- _Given request_
Retype exactly the stretch of lines that begins at the line containing "Read out every word on this page." and ends at the last line of the data, with no other lines.

═════ Data excerpts

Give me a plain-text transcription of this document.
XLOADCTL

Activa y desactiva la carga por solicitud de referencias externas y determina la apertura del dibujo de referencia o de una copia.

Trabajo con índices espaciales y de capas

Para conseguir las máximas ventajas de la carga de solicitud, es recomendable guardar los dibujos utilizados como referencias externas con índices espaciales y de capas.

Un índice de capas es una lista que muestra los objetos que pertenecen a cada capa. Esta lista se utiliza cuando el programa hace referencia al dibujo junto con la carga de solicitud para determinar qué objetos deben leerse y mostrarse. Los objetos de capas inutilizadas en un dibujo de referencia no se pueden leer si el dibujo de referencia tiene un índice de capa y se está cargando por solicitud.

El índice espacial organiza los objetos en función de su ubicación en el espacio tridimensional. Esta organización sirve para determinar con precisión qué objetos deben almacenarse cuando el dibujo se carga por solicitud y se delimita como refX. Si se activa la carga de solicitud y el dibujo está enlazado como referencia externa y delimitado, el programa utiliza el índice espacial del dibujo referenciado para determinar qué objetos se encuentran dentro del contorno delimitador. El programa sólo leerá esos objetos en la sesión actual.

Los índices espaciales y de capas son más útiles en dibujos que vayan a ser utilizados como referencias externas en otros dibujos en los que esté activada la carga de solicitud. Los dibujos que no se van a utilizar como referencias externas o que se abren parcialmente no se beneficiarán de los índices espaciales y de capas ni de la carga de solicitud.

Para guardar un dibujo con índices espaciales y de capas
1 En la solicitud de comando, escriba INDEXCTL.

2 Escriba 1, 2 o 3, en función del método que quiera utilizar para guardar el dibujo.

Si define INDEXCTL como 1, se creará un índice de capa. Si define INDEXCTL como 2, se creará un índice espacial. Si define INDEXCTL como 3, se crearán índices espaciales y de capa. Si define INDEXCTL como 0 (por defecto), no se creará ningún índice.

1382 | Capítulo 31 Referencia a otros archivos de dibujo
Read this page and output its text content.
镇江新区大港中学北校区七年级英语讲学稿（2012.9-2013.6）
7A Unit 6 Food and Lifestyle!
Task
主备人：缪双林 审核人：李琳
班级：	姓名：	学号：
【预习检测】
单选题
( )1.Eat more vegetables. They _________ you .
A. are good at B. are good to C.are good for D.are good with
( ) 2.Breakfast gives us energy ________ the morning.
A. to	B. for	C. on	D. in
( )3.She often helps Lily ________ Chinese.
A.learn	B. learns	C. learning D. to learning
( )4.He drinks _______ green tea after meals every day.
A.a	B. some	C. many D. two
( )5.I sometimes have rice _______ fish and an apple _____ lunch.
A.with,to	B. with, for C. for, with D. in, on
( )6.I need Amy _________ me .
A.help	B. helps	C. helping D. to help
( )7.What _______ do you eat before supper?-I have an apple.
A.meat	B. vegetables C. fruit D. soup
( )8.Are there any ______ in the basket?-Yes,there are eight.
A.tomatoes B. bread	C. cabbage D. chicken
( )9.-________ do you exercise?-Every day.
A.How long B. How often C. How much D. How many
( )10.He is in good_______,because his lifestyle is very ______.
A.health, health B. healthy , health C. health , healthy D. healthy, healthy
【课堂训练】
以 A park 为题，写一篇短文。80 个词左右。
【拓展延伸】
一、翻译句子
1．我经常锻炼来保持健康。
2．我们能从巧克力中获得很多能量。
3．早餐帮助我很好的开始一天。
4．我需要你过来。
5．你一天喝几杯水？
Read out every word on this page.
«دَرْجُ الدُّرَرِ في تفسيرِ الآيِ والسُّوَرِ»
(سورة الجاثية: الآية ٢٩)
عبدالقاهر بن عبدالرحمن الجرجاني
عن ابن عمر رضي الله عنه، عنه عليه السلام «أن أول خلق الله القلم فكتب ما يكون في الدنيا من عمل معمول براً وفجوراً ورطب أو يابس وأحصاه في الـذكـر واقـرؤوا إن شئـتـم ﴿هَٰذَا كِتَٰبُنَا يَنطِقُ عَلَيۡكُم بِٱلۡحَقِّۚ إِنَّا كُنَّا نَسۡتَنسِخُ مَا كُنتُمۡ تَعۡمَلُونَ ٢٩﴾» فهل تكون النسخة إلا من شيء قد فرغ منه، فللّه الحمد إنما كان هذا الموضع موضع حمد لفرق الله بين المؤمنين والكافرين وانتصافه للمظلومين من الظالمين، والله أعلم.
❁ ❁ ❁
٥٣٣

══════════

- _The response_
Read out every word on this page.
«دَرْجُ الدُّرَرِ في تفسيرِ الآيِ والسُّوَرِ»
(سورة الجاثية: الآية ٢٩)
عبدالقاهر بن عبدالرحمن الجرجاني
عن ابن عمر رضي الله عنه، عنه عليه السلام «أن أول خلق الله القلم فكتب ما يكون في الدنيا من عمل معمول براً وفجوراً ورطب أو يابس وأحصاه في الـذكـر واقـرؤوا إن شئـتـم ﴿هَٰذَا كِتَٰبُنَا يَنطِقُ عَلَيۡكُم بِٱلۡحَقِّۚ إِنَّا كُنَّا نَسۡتَنسِخُ مَا كُنتُمۡ تَعۡمَلُونَ ٢٩﴾» فهل تكون النسخة إلا من شيء قد فرغ منه، فللّه الحمد إنما كان هذا الموضع موضع حمد لفرق الله بين المؤمنين والكافرين وانتصافه للمظلومين من الظالمين، والله أعلم.
❁ ❁ ❁
٥٣٣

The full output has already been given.